Entries with figure data
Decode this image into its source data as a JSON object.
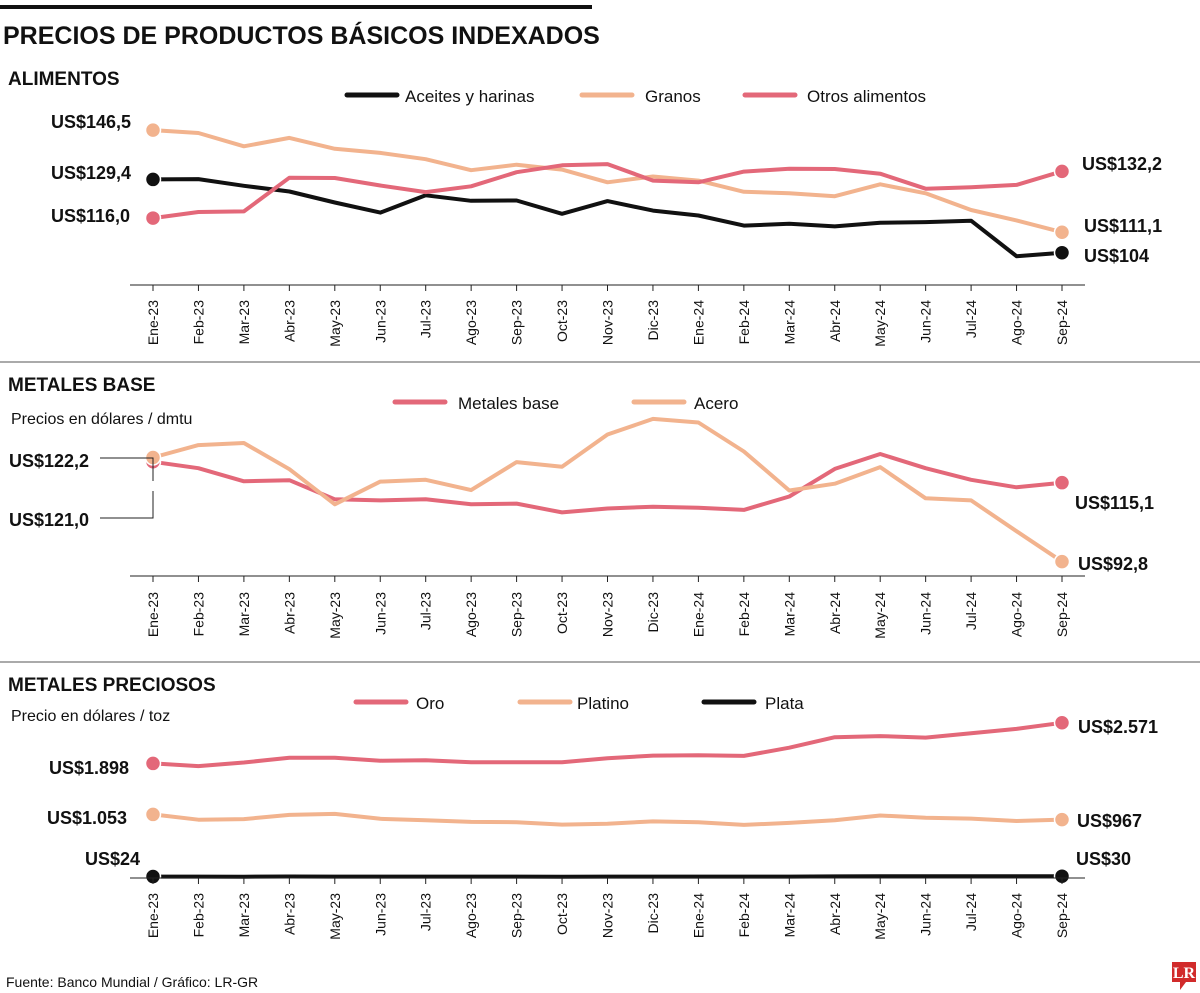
{
  "title": "PRECIOS DE PRODUCTOS BÁSICOS INDEXADOS",
  "source": "Fuente: Banco Mundial / Gráfico: LR-GR",
  "logo": "LR",
  "colors": {
    "black": "#111111",
    "peach": "#f2b38e",
    "pink": "#e36879",
    "rule": "#222222",
    "logo_bg": "#d12b2b"
  },
  "months": [
    "Ene-23",
    "Feb-23",
    "Mar-23",
    "Abr-23",
    "May-23",
    "Jun-23",
    "Jul-23",
    "Ago-23",
    "Sep-23",
    "Oct-23",
    "Nov-23",
    "Dic-23",
    "Ene-24",
    "Feb-24",
    "Mar-24",
    "Abr-24",
    "May-24",
    "Jun-24",
    "Jul-24",
    "Ago-24",
    "Sep-24"
  ],
  "chart_data": [
    {
      "type": "line",
      "title": "ALIMENTOS",
      "subtitle": "",
      "ylim": [
        98,
        150
      ],
      "series": [
        {
          "name": "Aceites y harinas",
          "color": "#111111",
          "values": [
            129.4,
            129.5,
            127.2,
            125.2,
            121.4,
            117.9,
            123.9,
            122.0,
            122.1,
            117.5,
            121.9,
            118.6,
            116.9,
            113.4,
            114.0,
            113.1,
            114.4,
            114.6,
            115.1,
            102.8,
            104.0
          ],
          "start_label": "US$129,4",
          "end_label": "US$104"
        },
        {
          "name": "Granos",
          "color": "#f2b38e",
          "values": [
            146.5,
            145.5,
            140.9,
            143.8,
            140.0,
            138.6,
            136.4,
            132.6,
            134.5,
            132.8,
            128.4,
            130.4,
            129.0,
            125.1,
            124.6,
            123.6,
            127.7,
            124.6,
            118.8,
            115.2,
            111.1
          ],
          "start_label": "US$146,5",
          "end_label": "US$111,1"
        },
        {
          "name": "Otros alimentos",
          "color": "#e36879",
          "values": [
            116.0,
            118.1,
            118.3,
            130.0,
            129.9,
            127.3,
            125.0,
            127.0,
            131.9,
            134.3,
            134.7,
            129.0,
            128.4,
            132.1,
            133.1,
            133.0,
            131.4,
            126.2,
            126.7,
            127.5,
            132.2
          ],
          "start_label": "US$116,0",
          "end_label": "US$132,2"
        }
      ]
    },
    {
      "type": "line",
      "title": "METALES BASE",
      "subtitle": "Precios en dólares / dmtu",
      "ylim": [
        91,
        128
      ],
      "series": [
        {
          "name": "Metales base",
          "color": "#e36879",
          "values": [
            121.0,
            119.2,
            115.5,
            115.8,
            110.4,
            110.1,
            110.4,
            109.0,
            109.2,
            106.7,
            107.8,
            108.3,
            108.0,
            107.4,
            111.2,
            119.0,
            123.2,
            119.2,
            115.9,
            113.8,
            115.1
          ],
          "start_label": "US$121,0",
          "end_label": "US$115,1"
        },
        {
          "name": "Acero",
          "color": "#f2b38e",
          "values": [
            122.2,
            125.7,
            126.3,
            118.9,
            109.0,
            115.4,
            115.9,
            113.0,
            120.9,
            119.6,
            128.7,
            133.1,
            132.1,
            123.9,
            112.9,
            114.8,
            119.5,
            110.7,
            110.1,
            101.4,
            92.8
          ],
          "start_label": "US$122,2",
          "end_label": "US$92,8"
        }
      ]
    },
    {
      "type": "line",
      "title": "METALES PRECIOSOS",
      "subtitle": "Precio en dólares / toz",
      "ylim": [
        0,
        2700
      ],
      "series": [
        {
          "name": "Oro",
          "color": "#e36879",
          "values": [
            1898,
            1853,
            1913,
            1993,
            1991,
            1943,
            1951,
            1918,
            1917,
            1916,
            1985,
            2027,
            2034,
            2023,
            2158,
            2332,
            2351,
            2326,
            2398,
            2470,
            2571
          ],
          "start_label": "US$1.898",
          "end_label": "US$2.571"
        },
        {
          "name": "Platino",
          "color": "#f2b38e",
          "values": [
            1053,
            966,
            976,
            1046,
            1061,
            980,
            957,
            930,
            925,
            885,
            899,
            938,
            925,
            880,
            913,
            957,
            1036,
            999,
            984,
            945,
            967
          ],
          "start_label": "US$1.053",
          "end_label": "US$967"
        },
        {
          "name": "Plata",
          "color": "#111111",
          "values": [
            24,
            23,
            22,
            25,
            24,
            23,
            24,
            24,
            23,
            22,
            23,
            24,
            23,
            23,
            24,
            27,
            29,
            30,
            29,
            28,
            30
          ],
          "start_label": "US$24",
          "end_label": "US$30"
        }
      ]
    }
  ]
}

Written task >> Of the lines above, how many contain the string "source"? Only the number is required.

Written response >> 2